» Directions for this task: Copy every entry exactly.

» Material for the task:

+ + + + + + +

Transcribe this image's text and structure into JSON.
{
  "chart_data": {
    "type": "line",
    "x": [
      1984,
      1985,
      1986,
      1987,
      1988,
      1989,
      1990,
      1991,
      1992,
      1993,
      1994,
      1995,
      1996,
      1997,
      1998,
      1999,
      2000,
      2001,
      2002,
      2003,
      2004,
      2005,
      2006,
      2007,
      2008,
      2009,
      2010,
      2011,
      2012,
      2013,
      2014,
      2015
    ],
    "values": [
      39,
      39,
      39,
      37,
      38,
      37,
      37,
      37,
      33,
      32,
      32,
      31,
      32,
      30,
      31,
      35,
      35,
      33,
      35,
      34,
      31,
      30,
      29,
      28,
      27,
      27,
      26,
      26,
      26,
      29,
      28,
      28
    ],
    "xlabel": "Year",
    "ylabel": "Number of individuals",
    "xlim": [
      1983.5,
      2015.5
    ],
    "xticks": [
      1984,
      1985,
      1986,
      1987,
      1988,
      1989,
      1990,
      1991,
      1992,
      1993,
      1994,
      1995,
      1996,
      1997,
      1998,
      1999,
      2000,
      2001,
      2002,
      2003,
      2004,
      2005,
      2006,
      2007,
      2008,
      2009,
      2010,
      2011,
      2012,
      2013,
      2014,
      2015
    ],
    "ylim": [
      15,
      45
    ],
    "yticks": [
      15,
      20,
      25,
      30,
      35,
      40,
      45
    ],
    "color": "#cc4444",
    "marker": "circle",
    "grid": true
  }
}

+ + + + + + +

» Written reply:
Transcribe this image's text and structure into JSON.
{
  "chart_data": {
    "type": "line",
    "x": [
      1984,
      1985,
      1986,
      1987,
      1988,
      1989,
      1990,
      1991,
      1992,
      1993,
      1994,
      1995,
      1996,
      1997,
      1998,
      1999,
      2000,
      2001,
      2002,
      2003,
      2004,
      2005,
      2006,
      2007,
      2008,
      2009,
      2010,
      2011,
      2012,
      2013,
      2014,
      2015
    ],
    "values": [
      39,
      39,
      39,
      37,
      38,
      37,
      37,
      37,
      33,
      32,
      32,
      31,
      32,
      30,
      31,
      35,
      35,
      33,
      35,
      34,
      31,
      30,
      29,
      28,
      27,
      27,
      26,
      26,
      26,
      29,
      28,
      28
    ],
    "xlabel": "Year",
    "ylabel": "Number of individuals",
    "xlim": [
      1983.5,
      2015.5
    ],
    "xticks": [
      1984,
      1985,
      1986,
      1987,
      1988,
      1989,
      1990,
      1991,
      1992,
      1993,
      1994,
      1995,
      1996,
      1997,
      1998,
      1999,
      2000,
      2001,
      2002,
      2003,
      2004,
      2005,
      2006,
      2007,
      2008,
      2009,
      2010,
      2011,
      2012,
      2013,
      2014,
      2015
    ],
    "ylim": [
      15,
      45
    ],
    "yticks": [
      15,
      20,
      25,
      30,
      35,
      40,
      45
    ],
    "color": "#cc4444",
    "marker": "circle",
    "grid": true
  }
}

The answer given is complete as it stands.